● WHAT YOU WILL DO: Give the listing again character for character, but drop the images.

** Start of INPUT RECORDS **

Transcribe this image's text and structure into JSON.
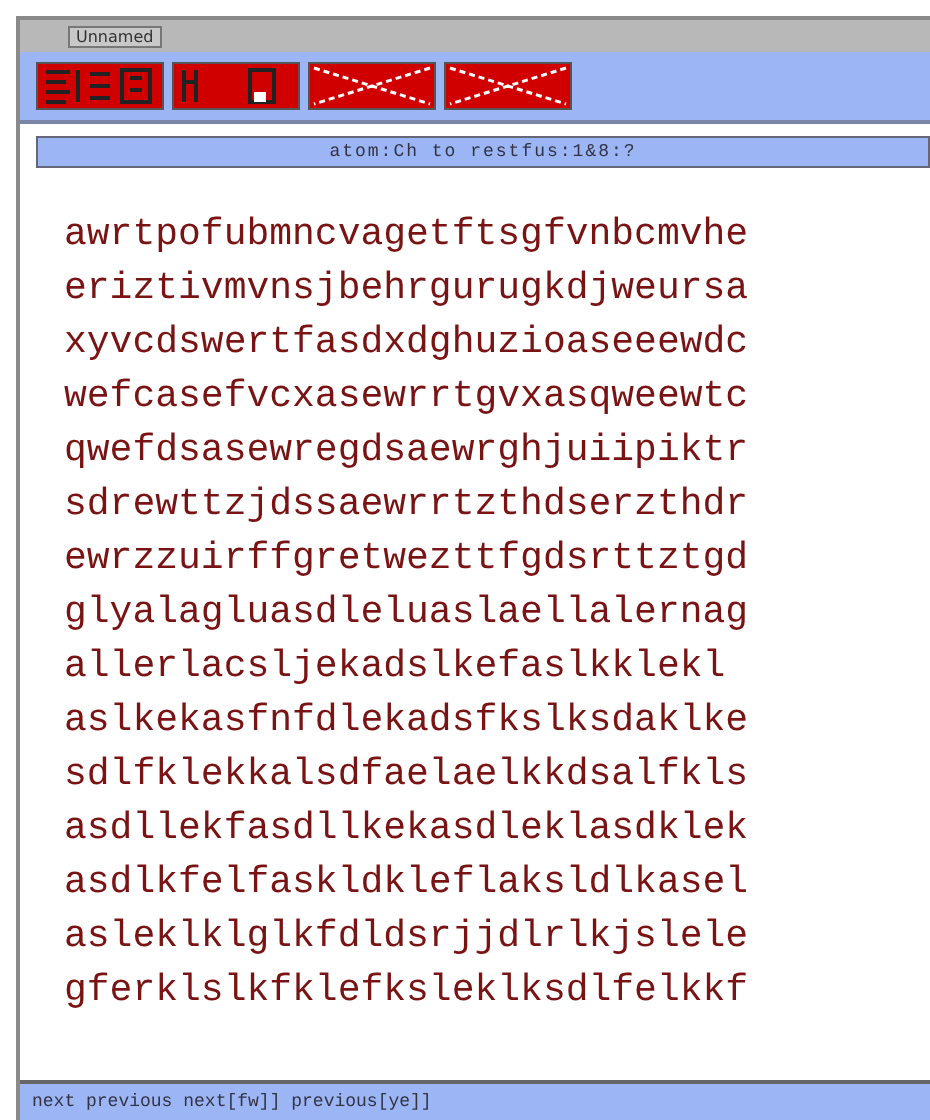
{
  "window": {
    "title": "Unnamed"
  },
  "toolbar": [
    {
      "kind": "glyph"
    },
    {
      "kind": "glyph2"
    },
    {
      "kind": "cross"
    },
    {
      "kind": "cross"
    }
  ],
  "banner": "atom:Ch to restfus:1&8:?",
  "lines": [
    "awrtpofubmncvagetftsgfvnbcmvhe",
    "eriztivmvnsjbehrgurugkdjweursa",
    "xyvcdswertfasdxdghuzioaseeewdc",
    "wefcasefvcxasewrrtgvxasqweewtc",
    "qwefdsasewregdsaewrghjuiipiktr",
    "sdrewttzjdssaewrrtzthdserzthdr",
    "ewrzzuirffgretwezttfgdsrttztgd",
    "glyalagluasdleluaslaellalernag",
    "allerlacsljekadslkefaslkklekl",
    "aslkekasfnfdlekadsfkslksdaklke",
    "sdlfklekkalsdfaelaelkkdsalfkls",
    "asdllekfasdllkekasdleklasdklek",
    "asdlkfelfaskldkleflaksldlkasel",
    "asleklklglkfdldsrjjdlrlkjslele",
    "gferklslkfklefksleklksdlfelkkf"
  ],
  "status": "next previous next[fw]] previous[ye]]"
}
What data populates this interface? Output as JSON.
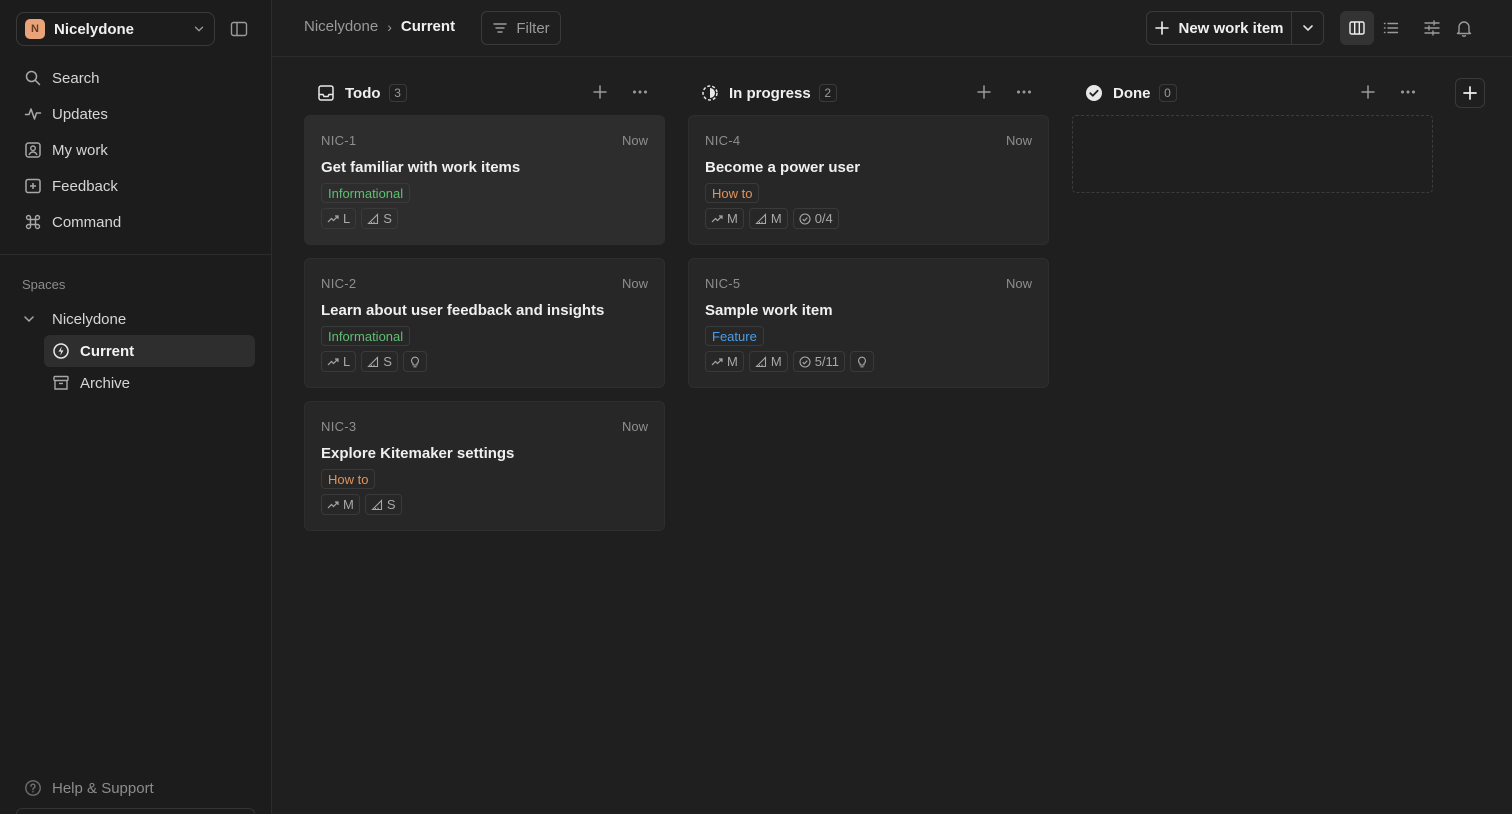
{
  "workspace": {
    "avatar_letter": "N",
    "name": "Nicelydone"
  },
  "nav": [
    {
      "label": "Search",
      "icon": "search-icon"
    },
    {
      "label": "Updates",
      "icon": "activity-icon"
    },
    {
      "label": "My work",
      "icon": "user-square-icon"
    },
    {
      "label": "Feedback",
      "icon": "feedback-icon"
    },
    {
      "label": "Command",
      "icon": "command-icon"
    }
  ],
  "spaces": {
    "label": "Spaces",
    "root": "Nicelydone",
    "children": [
      {
        "label": "Current",
        "active": true
      },
      {
        "label": "Archive",
        "active": false
      }
    ]
  },
  "help": "Help & Support",
  "breadcrumb": {
    "parent": "Nicelydone",
    "separator": "›",
    "current": "Current"
  },
  "toolbar": {
    "filter": "Filter",
    "new_item": "New work item"
  },
  "columns": [
    {
      "title": "Todo",
      "count": "3",
      "cards": [
        {
          "id": "NIC-1",
          "time": "Now",
          "title": "Get familiar with work items",
          "tag": "Informational",
          "tag_color": "#5fbf72",
          "priority": "L",
          "size": "S",
          "checks": "",
          "idea": false
        },
        {
          "id": "NIC-2",
          "time": "Now",
          "title": "Learn about user feedback and insights",
          "tag": "Informational",
          "tag_color": "#5fbf72",
          "priority": "L",
          "size": "S",
          "checks": "",
          "idea": true
        },
        {
          "id": "NIC-3",
          "time": "Now",
          "title": "Explore Kitemaker settings",
          "tag": "How to",
          "tag_color": "#e0935a",
          "priority": "M",
          "size": "S",
          "checks": "",
          "idea": false
        }
      ]
    },
    {
      "title": "In progress",
      "count": "2",
      "cards": [
        {
          "id": "NIC-4",
          "time": "Now",
          "title": "Become a power user",
          "tag": "How to",
          "tag_color": "#e0935a",
          "priority": "M",
          "size": "M",
          "checks": "0/4",
          "idea": false
        },
        {
          "id": "NIC-5",
          "time": "Now",
          "title": "Sample work item",
          "tag": "Feature",
          "tag_color": "#4c9de8",
          "priority": "M",
          "size": "M",
          "checks": "5/11",
          "idea": true
        }
      ]
    },
    {
      "title": "Done",
      "count": "0",
      "cards": []
    }
  ]
}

** End of INPUT RECORDS **

● SOLUTION FOR THIS PROBLEM:
Transcribe this image's text and structure into JSON.
{
  "window": {
    "title": "Unnamed"
  },
  "toolbar": [
    {
      "kind": "glyph"
    },
    {
      "kind": "glyph2"
    },
    {
      "kind": "cross"
    },
    {
      "kind": "cross"
    }
  ],
  "banner": "atom:Ch to restfus:1&8:?",
  "lines": [
    "awrtpofubmncvagetftsgfvnbcmvhe",
    "eriztivmvnsjbehrgurugkdjweursa",
    "xyvcdswertfasdxdghuzioaseeewdc",
    "wefcasefvcxasewrrtgvxasqweewtc",
    "qwefdsasewregdsaewrghjuiipiktr",
    "sdrewttzjdssaewrrtzthdserzthdr",
    "ewrzzuirffgretwezttfgdsrttztgd",
    "glyalagluasdleluaslaellalernag",
    "allerlacsljekadslkefaslkklekl",
    "aslkekasfnfdlekadsfkslksdaklke",
    "sdlfklekkalsdfaelaelkkdsalfkls",
    "asdllekfasdllkekasdleklasdklek",
    "asdlkfelfaskldkleflaksldlkasel",
    "asleklklglkfdldsrjjdlrlkjslele",
    "gferklslkfklefksleklksdlfelkkf"
  ],
  "status": "next previous next[fw]] previous[ye]]"
}
What data populates this interface? Output as JSON.
{
  "workspace": {
    "avatar_letter": "N",
    "name": "Nicelydone"
  },
  "nav": [
    {
      "label": "Search",
      "icon": "search-icon"
    },
    {
      "label": "Updates",
      "icon": "activity-icon"
    },
    {
      "label": "My work",
      "icon": "user-square-icon"
    },
    {
      "label": "Feedback",
      "icon": "feedback-icon"
    },
    {
      "label": "Command",
      "icon": "command-icon"
    }
  ],
  "spaces": {
    "label": "Spaces",
    "root": "Nicelydone",
    "children": [
      {
        "label": "Current",
        "active": true
      },
      {
        "label": "Archive",
        "active": false
      }
    ]
  },
  "help": "Help & Support",
  "breadcrumb": {
    "parent": "Nicelydone",
    "separator": "›",
    "current": "Current"
  },
  "toolbar": {
    "filter": "Filter",
    "new_item": "New work item"
  },
  "columns": [
    {
      "title": "Todo",
      "count": "3",
      "cards": [
        {
          "id": "NIC-1",
          "time": "Now",
          "title": "Get familiar with work items",
          "tag": "Informational",
          "tag_color": "#5fbf72",
          "priority": "L",
          "size": "S",
          "checks": "",
          "idea": false
        },
        {
          "id": "NIC-2",
          "time": "Now",
          "title": "Learn about user feedback and insights",
          "tag": "Informational",
          "tag_color": "#5fbf72",
          "priority": "L",
          "size": "S",
          "checks": "",
          "idea": true
        },
        {
          "id": "NIC-3",
          "time": "Now",
          "title": "Explore Kitemaker settings",
          "tag": "How to",
          "tag_color": "#e0935a",
          "priority": "M",
          "size": "S",
          "checks": "",
          "idea": false
        }
      ]
    },
    {
      "title": "In progress",
      "count": "2",
      "cards": [
        {
          "id": "NIC-4",
          "time": "Now",
          "title": "Become a power user",
          "tag": "How to",
          "tag_color": "#e0935a",
          "priority": "M",
          "size": "M",
          "checks": "0/4",
          "idea": false
        },
        {
          "id": "NIC-5",
          "time": "Now",
          "title": "Sample work item",
          "tag": "Feature",
          "tag_color": "#4c9de8",
          "priority": "M",
          "size": "M",
          "checks": "5/11",
          "idea": true
        }
      ]
    },
    {
      "title": "Done",
      "count": "0",
      "cards": []
    }
  ]
}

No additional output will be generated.